SELECTED TEXT:
------------------------------------------------------------------------
Close-knit Japantown artists reconnect


Amid the activity that filled the San Francisco Japantown streets during this year’s Northern California Cherry Blossom Festival, a close group of artists reunited to reminisce and showcase the artwork they created as members of the Japantown Art and Media (JAM) Workshop, which closed in 2000.

About 15 people, artists and event attendees, joined the “Days of Fire and Glory” program held at the National Japanese American Historical Society Peace Gallery on April 13 to relive memories that shaped the careers of these artists, and to discuss a possible revival of the organization in the hopes of revitalizing the Asian American art community in Japantown.

“I think JAM had a definite place in the way that the art community exists in the U.S. in that they represented a particular community which had very little political power,” said Bob Hanamura, a JAM curator.

According to Dennis Taniguchi, who worked with JAM as its executive director, the JAM Workshop began as an art project of the Japantown Art Movement Coalition, which was created with the help of a grant from the National Endowment for the Arts. After cleaning up an “abandoned space” on the second floor of 1852 Sutter St. in Japantown with other JAM members, JAM opened on Oct. 1, 1977.

From 1977 to about 2000, JAM hosted a number of art-related classes for the community, including silkscreen print classes, the JAM Writers Workshop, a portrait drawing workshop led by Mitsu Yashima, life drawing classes, a Nihonmachi Garden Project and others, according to former JAM member Peter Yamamoto. JAM also worked with other community organizations to discuss issues in the Japanese American community and held internship programs for younger Asian American artists.
------------------------------------------------------------------------
SET PROBLEM A:
Reproduce the rows of spatial layout data with "location" substituted by "position" and everything else left unchanged, omitting the pictures from the answer.

(Spatial layout data)
------------------------------------------------------------------------
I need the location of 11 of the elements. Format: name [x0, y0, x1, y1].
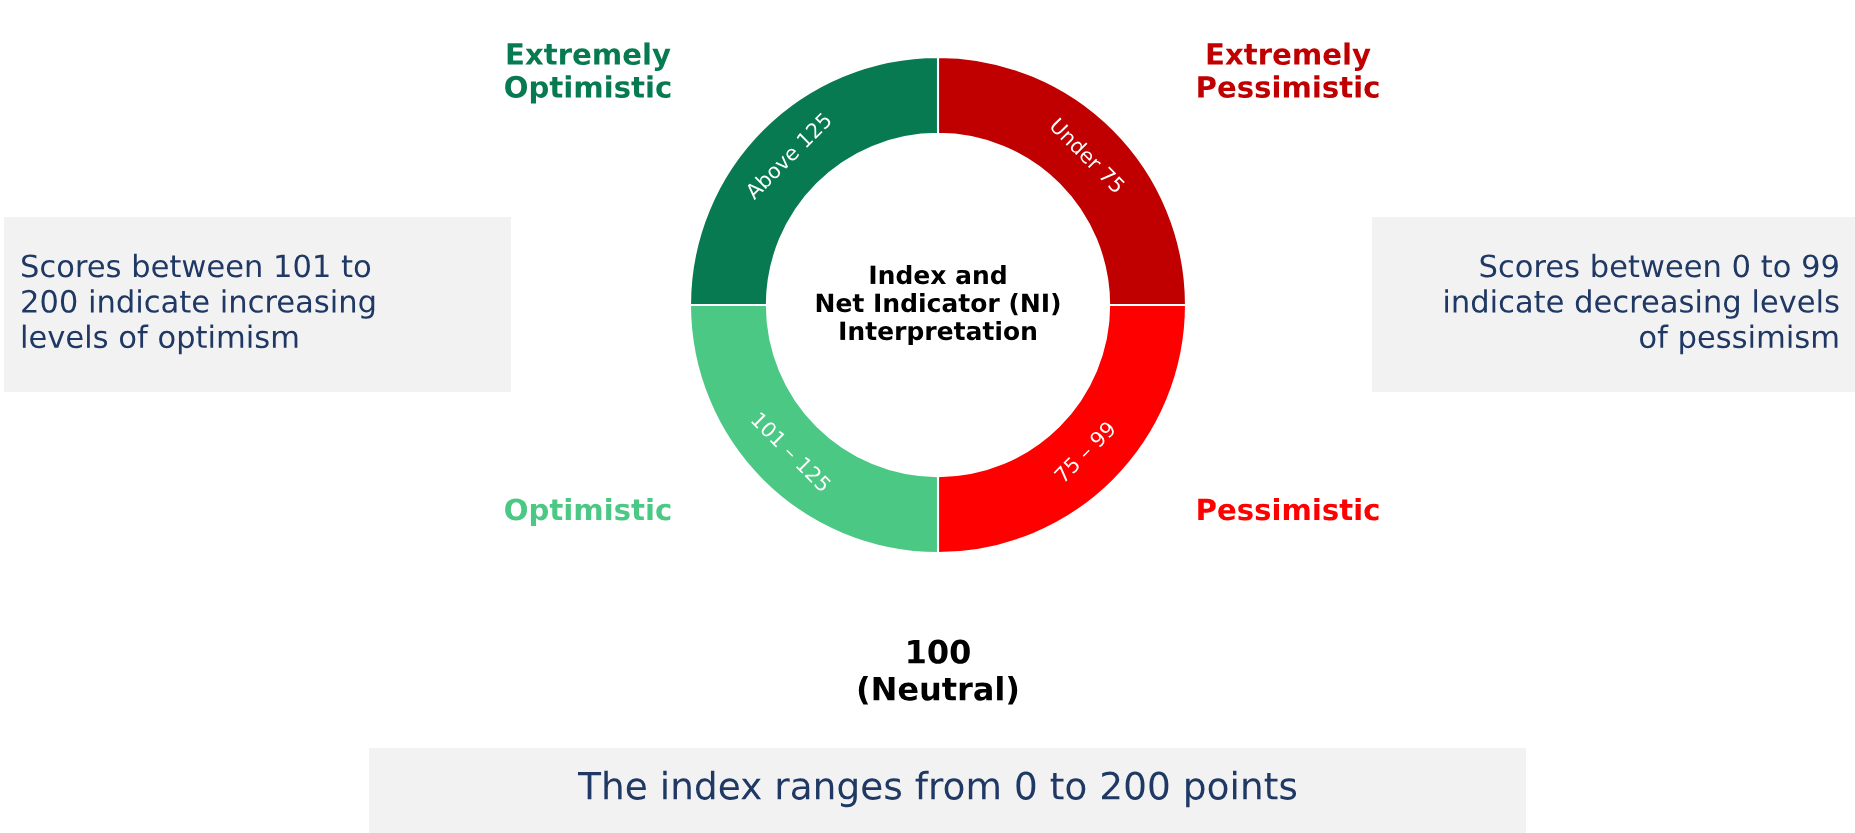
text: Index and Net Indicator (NI) Interpretation — [816, 264, 1060, 346]
text: 101 – 125 — [750, 411, 832, 493]
slice-label: Optimistic — [505, 497, 671, 527]
text: 100 (Neutral) — [858, 639, 1018, 705]
text: The index ranges from 0 to 200 points — [577, 770, 1297, 808]
text: Scores between 101 to 200 indicate increasing levels of optimism — [22, 253, 375, 355]
text: Scores between 0 to 99 indicate decreasing levels of pessimism — [1445, 253, 1839, 355]
text: 75 – 99 — [1053, 420, 1117, 484]
slice-label: Extremely Optimistic — [505, 42, 671, 104]
slice-label: Extremely Pessimistic — [1198, 42, 1379, 98]
slice-label: Pessimistic — [1198, 497, 1379, 521]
------------------------------------------------------------------------
SET PROBLEM B:
Translate the following sentence from the article on the Japantown artists into French: "JAM also worked with other community organizations to discuss issues in the Japanese American community and held internship programs for younger Asian American artists."

COMPLETE RESPONSE A:
I need the position of 11 of the elements. Format: name [x0, y0, x1, y1].
text: Index and Net Indicator (NI) Interpretation — [816, 264, 1060, 346]
text: 101 – 125 — [750, 411, 832, 493]
slice-label: Optimistic — [505, 497, 671, 527]
text: 100 (Neutral) — [858, 639, 1018, 705]
text: The index ranges from 0 to 200 points — [577, 770, 1297, 808]
text: Scores between 101 to 200 indicate increasing levels of optimism — [22, 253, 375, 355]
text: Scores between 0 to 99 indicate decreasing levels of pessimism — [1445, 253, 1839, 355]
text: 75 – 99 — [1053, 420, 1117, 484]
slice-label: Extremely Optimistic — [505, 42, 671, 104]
slice-label: Extremely Pessimistic — [1198, 42, 1379, 98]
slice-label: Pessimistic — [1198, 497, 1379, 521]

COMPLETE RESPONSE B:
Le JAM a également collaboré avec d'autres organisations communautaires pour débattre des questions touchant la communauté nippo-américaine et a organisé des programmes de stages destinés à de jeunes artistes américains d'origine asiatique.